* Start Records for the exercise *
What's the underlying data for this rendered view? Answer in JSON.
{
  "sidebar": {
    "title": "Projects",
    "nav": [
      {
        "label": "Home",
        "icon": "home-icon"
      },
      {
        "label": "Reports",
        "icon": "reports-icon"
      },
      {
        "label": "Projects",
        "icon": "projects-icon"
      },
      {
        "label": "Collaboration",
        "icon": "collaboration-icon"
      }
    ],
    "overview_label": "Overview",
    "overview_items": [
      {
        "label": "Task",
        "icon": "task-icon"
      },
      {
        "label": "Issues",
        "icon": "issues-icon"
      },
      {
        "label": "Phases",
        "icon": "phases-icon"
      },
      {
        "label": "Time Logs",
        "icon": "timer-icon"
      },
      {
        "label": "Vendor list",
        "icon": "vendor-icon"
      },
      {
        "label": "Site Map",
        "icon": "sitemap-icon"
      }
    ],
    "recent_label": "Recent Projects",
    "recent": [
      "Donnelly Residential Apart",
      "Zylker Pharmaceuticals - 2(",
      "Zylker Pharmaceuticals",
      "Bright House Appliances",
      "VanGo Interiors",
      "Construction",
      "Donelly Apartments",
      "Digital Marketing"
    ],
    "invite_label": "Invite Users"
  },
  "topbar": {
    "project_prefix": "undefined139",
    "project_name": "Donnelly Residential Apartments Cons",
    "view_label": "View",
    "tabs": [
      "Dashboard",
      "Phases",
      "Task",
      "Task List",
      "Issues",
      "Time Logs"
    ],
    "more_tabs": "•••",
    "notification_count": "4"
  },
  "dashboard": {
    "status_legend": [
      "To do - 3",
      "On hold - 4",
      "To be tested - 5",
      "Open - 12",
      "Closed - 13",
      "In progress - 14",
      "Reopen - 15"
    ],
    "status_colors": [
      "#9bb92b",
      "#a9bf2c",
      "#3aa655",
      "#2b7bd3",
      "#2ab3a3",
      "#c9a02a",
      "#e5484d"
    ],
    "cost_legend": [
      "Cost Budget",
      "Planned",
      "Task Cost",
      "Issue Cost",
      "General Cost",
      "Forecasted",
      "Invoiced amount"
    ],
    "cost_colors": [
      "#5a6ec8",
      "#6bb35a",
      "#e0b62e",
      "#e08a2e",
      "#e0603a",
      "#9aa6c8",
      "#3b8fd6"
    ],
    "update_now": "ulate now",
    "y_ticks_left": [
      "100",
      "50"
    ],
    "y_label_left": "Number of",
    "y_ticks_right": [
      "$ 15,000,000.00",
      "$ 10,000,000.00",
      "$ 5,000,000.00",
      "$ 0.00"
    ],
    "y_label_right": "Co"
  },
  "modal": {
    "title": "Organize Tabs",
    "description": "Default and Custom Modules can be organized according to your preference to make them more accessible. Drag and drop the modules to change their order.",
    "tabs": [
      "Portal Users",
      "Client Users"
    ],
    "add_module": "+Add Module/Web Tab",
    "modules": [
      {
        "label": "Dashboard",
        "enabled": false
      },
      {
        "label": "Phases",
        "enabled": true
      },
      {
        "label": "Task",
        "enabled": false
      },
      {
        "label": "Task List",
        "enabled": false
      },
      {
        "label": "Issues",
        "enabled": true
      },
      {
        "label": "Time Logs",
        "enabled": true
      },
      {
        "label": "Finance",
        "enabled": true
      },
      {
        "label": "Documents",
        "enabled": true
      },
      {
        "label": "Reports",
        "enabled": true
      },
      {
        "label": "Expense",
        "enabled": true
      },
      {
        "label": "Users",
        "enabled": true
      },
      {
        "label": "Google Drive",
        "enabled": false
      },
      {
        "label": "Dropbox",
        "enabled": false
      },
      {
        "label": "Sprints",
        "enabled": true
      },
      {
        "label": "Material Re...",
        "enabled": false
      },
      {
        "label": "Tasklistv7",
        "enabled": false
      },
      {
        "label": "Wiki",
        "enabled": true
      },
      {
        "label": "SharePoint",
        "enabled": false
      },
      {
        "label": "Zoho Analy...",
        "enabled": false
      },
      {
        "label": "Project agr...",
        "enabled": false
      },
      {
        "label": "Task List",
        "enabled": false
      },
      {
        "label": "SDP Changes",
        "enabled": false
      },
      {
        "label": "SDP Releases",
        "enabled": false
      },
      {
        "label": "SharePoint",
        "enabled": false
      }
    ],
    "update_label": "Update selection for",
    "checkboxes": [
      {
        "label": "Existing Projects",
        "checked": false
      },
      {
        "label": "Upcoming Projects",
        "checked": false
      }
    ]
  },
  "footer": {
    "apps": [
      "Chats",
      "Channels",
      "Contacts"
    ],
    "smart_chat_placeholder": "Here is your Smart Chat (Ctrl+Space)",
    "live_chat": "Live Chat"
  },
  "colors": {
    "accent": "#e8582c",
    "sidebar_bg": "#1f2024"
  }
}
* End Records for the exercise *
Pull every line holding "Users" out of the records.

    "invite_label": "Invite Users"
      "Portal Users",
      "Client Users"
        "label": "Users",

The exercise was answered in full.